• PROBLEM STATEMENT: Format the lines as a Markdown table with two columns, Number and Line, leaving out any blank lines. Start at the first line of the records and end at the line that contains "legend-symbol: L [598,176,603,186]", including both ends and nothing beyond.

• INPUT FOR THIS TASK:

## Start

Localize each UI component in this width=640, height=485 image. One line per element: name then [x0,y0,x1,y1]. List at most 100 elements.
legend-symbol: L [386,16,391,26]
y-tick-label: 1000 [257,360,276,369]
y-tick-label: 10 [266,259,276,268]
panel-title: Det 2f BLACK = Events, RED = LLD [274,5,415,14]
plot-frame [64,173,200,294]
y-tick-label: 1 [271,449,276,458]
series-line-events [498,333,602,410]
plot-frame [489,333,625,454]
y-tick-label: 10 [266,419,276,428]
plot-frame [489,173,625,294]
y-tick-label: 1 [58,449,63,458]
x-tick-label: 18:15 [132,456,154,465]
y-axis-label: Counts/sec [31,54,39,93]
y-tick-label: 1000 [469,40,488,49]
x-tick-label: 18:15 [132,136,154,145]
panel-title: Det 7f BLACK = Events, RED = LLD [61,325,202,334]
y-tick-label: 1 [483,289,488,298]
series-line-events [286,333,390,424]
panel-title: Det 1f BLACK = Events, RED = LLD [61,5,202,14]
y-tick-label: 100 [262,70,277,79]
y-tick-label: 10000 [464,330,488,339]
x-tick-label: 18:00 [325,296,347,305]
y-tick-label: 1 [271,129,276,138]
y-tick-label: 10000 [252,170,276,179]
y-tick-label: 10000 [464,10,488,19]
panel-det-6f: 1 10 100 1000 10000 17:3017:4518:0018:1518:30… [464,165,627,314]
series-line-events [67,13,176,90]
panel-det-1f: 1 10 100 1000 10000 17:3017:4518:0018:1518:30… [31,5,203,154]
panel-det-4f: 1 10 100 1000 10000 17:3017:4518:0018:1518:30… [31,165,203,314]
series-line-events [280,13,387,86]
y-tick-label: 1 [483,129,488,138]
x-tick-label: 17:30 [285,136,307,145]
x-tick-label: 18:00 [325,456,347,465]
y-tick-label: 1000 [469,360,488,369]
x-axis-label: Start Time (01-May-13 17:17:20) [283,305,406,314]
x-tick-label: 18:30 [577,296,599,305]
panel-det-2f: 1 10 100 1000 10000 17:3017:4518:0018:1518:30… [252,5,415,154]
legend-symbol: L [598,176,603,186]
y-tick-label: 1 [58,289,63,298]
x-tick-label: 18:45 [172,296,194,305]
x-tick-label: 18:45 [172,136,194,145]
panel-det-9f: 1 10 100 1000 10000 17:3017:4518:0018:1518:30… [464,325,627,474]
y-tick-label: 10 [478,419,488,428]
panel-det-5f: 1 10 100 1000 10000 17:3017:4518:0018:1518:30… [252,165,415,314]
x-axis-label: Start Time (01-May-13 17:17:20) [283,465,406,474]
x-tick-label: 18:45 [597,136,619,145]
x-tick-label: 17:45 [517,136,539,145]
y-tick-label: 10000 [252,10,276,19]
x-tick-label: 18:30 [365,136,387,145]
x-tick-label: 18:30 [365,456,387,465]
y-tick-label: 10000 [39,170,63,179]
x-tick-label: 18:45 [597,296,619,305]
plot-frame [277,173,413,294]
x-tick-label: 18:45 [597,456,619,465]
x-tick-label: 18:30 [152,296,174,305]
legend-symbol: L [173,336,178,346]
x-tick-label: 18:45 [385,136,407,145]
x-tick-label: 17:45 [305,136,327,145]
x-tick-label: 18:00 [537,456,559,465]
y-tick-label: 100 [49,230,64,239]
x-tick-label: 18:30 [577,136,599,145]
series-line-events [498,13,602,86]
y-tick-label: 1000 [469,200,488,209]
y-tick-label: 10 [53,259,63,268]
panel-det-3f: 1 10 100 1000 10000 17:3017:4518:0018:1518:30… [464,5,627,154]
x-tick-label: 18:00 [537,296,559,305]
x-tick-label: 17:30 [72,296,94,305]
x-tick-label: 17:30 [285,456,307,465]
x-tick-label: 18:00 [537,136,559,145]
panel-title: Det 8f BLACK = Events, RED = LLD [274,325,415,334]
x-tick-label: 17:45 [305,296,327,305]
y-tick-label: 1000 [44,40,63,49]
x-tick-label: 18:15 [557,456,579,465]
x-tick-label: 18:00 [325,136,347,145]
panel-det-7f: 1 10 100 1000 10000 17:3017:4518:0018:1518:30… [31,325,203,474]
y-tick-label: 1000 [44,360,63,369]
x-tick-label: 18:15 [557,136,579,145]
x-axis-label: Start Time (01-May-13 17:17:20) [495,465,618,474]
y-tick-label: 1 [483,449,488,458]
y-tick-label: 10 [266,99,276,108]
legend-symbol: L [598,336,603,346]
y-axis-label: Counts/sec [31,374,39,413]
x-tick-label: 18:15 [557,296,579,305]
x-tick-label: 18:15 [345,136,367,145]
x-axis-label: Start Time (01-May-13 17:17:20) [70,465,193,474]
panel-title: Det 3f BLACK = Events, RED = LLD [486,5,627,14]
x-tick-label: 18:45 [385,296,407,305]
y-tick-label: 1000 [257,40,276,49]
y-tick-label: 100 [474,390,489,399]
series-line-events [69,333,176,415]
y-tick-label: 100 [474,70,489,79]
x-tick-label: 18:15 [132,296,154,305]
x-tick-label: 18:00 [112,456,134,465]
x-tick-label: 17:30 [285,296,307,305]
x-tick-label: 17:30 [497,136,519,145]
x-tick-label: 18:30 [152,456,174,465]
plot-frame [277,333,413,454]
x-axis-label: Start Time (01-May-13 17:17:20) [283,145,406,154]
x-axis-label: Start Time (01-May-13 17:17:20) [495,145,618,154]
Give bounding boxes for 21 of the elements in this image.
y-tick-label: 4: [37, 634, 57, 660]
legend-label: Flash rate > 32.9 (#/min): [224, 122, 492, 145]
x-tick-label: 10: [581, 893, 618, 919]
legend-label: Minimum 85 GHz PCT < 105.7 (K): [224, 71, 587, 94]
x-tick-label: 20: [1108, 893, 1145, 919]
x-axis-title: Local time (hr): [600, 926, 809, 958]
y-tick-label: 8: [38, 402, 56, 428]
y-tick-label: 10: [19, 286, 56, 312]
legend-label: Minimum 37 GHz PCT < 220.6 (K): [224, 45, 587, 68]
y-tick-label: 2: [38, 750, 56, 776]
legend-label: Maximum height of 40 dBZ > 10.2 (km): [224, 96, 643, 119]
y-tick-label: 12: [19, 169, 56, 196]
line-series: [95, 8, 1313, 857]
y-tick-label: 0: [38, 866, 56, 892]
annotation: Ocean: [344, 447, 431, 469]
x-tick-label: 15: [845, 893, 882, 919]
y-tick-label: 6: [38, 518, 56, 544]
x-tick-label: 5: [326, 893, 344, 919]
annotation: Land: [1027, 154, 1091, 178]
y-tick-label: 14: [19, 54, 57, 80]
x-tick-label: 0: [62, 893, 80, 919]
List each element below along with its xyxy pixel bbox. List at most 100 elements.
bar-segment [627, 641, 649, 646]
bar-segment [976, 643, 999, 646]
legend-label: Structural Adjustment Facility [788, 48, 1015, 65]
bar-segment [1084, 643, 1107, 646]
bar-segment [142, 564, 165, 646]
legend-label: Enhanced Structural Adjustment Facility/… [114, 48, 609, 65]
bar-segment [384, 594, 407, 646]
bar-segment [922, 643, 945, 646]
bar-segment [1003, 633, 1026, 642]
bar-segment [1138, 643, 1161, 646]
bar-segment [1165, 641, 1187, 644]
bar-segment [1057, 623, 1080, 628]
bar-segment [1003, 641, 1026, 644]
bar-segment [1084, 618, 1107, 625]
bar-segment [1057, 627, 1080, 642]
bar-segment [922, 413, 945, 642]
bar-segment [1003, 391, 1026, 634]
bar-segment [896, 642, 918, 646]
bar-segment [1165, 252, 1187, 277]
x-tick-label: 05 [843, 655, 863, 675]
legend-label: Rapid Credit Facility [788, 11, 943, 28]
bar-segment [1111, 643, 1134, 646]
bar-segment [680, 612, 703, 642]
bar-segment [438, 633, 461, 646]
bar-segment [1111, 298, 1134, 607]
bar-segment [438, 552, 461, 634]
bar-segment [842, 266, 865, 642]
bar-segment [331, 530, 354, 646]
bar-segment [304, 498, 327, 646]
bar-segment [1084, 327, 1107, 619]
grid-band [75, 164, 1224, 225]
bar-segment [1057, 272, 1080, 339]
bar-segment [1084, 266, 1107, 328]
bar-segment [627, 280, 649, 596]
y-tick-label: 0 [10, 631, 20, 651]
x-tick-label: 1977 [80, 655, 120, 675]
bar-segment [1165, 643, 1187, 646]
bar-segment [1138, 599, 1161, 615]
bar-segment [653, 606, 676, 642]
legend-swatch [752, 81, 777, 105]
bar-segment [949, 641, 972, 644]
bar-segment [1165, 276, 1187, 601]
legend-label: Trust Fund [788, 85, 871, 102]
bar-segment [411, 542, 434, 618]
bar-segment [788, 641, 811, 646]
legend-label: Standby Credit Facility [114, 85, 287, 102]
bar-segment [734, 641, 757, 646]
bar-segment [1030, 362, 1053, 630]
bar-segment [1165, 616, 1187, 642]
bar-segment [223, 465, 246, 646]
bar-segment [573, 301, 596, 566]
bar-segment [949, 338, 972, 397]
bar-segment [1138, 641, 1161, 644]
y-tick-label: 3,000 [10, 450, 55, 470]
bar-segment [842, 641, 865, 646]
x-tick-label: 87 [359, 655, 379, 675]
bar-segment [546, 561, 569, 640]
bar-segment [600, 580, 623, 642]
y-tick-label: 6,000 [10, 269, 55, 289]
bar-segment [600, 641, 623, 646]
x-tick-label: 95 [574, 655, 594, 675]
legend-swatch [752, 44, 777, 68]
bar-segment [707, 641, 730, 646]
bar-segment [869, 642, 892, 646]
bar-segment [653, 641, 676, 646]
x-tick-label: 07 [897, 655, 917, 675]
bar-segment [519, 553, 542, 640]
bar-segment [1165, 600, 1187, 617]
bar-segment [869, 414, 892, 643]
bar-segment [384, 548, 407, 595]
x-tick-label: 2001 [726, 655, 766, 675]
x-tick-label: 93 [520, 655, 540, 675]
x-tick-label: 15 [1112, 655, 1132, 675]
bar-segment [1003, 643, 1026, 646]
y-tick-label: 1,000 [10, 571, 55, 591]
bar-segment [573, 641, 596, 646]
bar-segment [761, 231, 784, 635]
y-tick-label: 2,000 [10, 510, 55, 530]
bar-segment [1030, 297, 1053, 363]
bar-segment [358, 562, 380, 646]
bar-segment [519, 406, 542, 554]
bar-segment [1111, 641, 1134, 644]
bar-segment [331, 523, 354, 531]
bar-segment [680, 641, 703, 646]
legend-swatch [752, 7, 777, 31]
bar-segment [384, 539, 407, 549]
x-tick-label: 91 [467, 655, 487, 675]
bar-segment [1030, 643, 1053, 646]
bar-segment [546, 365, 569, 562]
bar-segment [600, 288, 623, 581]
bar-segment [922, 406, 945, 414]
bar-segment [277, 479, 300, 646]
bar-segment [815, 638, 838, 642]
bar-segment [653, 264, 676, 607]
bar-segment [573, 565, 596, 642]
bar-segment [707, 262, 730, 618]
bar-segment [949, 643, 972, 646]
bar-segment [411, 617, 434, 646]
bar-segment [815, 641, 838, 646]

## End

• RESPONSE FOR THIS EXERCISE:
| Number | Line |
|---|---|
| 1 | Localize each UI component in this width=640, height=485 image. One line per element: name then [x0,y0,x1,y1]. List at most 100 elements. |
| 2 | legend-symbol: L [386,16,391,26] |
| 3 | y-tick-label: 1000 [257,360,276,369] |
| 4 | y-tick-label: 10 [266,259,276,268] |
| 5 | panel-title: Det 2f BLACK = Events, RED = LLD [274,5,415,14] |
| 6 | plot-frame [64,173,200,294] |
| 7 | y-tick-label: 1 [271,449,276,458] |
| 8 | series-line-events [498,333,602,410] |
| 9 | plot-frame [489,333,625,454] |
| 10 | y-tick-label: 10 [266,419,276,428] |
| 11 | plot-frame [489,173,625,294] |
| 12 | y-tick-label: 1 [58,449,63,458] |
| 13 | x-tick-label: 18:15 [132,456,154,465] |
| 14 | y-axis-label: Counts/sec [31,54,39,93] |
| 15 | y-tick-label: 1000 [469,40,488,49] |
| 16 | x-tick-label: 18:15 [132,136,154,145] |
| 17 | panel-title: Det 7f BLACK = Events, RED = LLD [61,325,202,334] |
| 18 | y-tick-label: 1 [483,289,488,298] |
| 19 | series-line-events [286,333,390,424] |
| 20 | panel-title: Det 1f BLACK = Events, RED = LLD [61,5,202,14] |
| 21 | y-tick-label: 100 [262,70,277,79] |
| 22 | y-tick-label: 10000 [464,330,488,339] |
| 23 | x-tick-label: 18:00 [325,296,347,305] |
| 24 | y-tick-label: 1 [271,129,276,138] |
| 25 | y-tick-label: 10000 [252,170,276,179] |
| 26 | y-tick-label: 10000 [464,10,488,19] |
| 27 | panel-det-6f: 1 10 100 1000 10000 17:3017:4518:0018:1518:30… [464,165,627,314] |
| 28 | series-line-events [67,13,176,90] |
| 29 | panel-det-1f: 1 10 100 1000 10000 17:3017:4518:0018:1518:30… [31,5,203,154] |
| 30 | panel-det-4f: 1 10 100 1000 10000 17:3017:4518:0018:1518:30… [31,165,203,314] |
| 31 | series-line-events [280,13,387,86] |
| 32 | y-tick-label: 1 [483,129,488,138] |
| 33 | x-tick-label: 17:30 [285,136,307,145] |
| 34 | x-tick-label: 18:00 [325,456,347,465] |
| 35 | y-tick-label: 1000 [469,360,488,369] |
| 36 | x-axis-label: Start Time (01-May-13 17:17:20) [283,305,406,314] |
| 37 | x-tick-label: 18:30 [577,296,599,305] |
| 38 | panel-det-2f: 1 10 100 1000 10000 17:3017:4518:0018:1518:30… [252,5,415,154] |
| 39 | legend-symbol: L [598,176,603,186] |